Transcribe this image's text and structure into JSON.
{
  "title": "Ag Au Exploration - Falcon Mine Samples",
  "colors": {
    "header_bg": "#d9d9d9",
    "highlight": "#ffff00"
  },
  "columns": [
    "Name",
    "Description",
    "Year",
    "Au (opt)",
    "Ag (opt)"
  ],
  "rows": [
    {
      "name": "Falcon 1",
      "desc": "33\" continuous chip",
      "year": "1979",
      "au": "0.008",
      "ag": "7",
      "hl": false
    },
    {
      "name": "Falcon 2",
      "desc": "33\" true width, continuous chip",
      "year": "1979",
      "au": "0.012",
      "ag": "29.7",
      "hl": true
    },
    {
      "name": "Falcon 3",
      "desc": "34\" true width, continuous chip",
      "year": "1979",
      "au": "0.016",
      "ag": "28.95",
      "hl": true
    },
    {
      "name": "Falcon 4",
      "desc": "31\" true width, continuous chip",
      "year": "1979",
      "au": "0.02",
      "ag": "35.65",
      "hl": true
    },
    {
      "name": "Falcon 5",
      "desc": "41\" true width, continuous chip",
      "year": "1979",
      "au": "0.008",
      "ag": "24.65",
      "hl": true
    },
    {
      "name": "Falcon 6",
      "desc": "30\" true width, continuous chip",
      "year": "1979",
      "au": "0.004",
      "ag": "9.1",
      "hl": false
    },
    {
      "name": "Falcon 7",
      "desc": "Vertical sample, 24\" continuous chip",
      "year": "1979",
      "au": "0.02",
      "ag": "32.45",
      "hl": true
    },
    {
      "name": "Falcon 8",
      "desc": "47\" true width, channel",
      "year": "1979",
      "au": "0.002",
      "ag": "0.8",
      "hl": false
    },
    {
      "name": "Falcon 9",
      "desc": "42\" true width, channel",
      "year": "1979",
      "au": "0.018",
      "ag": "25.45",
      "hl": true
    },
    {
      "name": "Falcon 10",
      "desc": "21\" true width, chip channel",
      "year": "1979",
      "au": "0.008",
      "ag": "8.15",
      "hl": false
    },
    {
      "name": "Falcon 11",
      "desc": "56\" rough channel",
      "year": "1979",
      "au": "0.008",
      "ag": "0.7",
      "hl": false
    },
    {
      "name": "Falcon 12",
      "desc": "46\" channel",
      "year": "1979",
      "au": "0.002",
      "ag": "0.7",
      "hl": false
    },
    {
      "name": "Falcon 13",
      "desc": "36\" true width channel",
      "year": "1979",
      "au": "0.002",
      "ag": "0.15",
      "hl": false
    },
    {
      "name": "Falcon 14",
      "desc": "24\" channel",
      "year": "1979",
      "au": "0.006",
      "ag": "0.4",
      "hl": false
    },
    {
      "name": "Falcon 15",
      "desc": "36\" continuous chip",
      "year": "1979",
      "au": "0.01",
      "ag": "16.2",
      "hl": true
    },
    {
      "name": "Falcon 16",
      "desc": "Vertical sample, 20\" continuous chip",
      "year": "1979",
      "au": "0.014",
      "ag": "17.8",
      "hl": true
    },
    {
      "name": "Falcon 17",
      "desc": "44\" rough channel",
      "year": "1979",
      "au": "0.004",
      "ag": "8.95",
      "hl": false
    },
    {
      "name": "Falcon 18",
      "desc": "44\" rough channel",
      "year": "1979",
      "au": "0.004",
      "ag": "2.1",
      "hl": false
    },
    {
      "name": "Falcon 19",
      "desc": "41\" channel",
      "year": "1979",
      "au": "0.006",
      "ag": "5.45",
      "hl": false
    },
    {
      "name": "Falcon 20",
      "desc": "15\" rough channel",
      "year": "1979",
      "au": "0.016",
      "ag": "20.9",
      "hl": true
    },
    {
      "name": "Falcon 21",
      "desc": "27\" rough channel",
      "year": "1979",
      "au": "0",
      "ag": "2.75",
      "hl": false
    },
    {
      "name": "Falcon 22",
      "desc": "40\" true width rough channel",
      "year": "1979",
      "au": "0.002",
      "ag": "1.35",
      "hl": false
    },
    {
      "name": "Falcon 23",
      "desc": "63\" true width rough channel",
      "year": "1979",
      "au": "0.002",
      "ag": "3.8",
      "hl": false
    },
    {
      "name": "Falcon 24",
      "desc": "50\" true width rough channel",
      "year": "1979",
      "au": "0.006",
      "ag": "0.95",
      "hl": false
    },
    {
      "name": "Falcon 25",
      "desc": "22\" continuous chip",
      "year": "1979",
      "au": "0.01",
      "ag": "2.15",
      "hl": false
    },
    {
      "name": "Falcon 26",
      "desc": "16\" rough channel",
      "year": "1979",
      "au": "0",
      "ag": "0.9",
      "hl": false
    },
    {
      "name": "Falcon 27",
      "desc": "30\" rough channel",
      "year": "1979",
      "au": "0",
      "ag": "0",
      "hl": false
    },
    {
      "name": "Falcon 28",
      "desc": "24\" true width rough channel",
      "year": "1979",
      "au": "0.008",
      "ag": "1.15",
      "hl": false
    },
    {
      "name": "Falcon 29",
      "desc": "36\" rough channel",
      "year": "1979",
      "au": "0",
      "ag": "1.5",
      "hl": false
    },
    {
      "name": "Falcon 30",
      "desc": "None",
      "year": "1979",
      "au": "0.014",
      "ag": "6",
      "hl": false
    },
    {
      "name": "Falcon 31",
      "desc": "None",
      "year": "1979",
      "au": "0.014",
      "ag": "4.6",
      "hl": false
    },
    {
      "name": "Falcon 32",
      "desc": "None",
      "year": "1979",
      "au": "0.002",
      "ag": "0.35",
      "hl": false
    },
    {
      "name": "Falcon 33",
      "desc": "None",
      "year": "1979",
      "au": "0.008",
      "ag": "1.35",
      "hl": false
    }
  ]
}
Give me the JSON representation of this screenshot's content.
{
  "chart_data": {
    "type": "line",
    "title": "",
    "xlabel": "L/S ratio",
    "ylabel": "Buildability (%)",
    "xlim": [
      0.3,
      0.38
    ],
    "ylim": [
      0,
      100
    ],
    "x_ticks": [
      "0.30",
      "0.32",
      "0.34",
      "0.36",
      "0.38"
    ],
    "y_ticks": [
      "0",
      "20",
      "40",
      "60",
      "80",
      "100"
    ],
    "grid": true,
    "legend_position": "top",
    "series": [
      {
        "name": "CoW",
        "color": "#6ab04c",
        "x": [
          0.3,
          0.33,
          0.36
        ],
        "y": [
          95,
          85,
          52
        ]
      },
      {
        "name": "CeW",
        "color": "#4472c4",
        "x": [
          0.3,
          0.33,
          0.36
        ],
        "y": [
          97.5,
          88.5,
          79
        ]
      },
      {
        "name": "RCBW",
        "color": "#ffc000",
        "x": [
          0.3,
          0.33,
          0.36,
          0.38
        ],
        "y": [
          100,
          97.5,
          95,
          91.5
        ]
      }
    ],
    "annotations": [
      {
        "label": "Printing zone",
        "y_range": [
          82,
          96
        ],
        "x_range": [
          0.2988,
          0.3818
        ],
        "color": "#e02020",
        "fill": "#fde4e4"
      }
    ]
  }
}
----------
• YOUR INSTRUCTIONS: Extract every line containing the string "JSON" from the material.

• EXPECTED ANSWER:
Transcribe this image's text and structure into JSON.
Give me the JSON representation of this screenshot's content.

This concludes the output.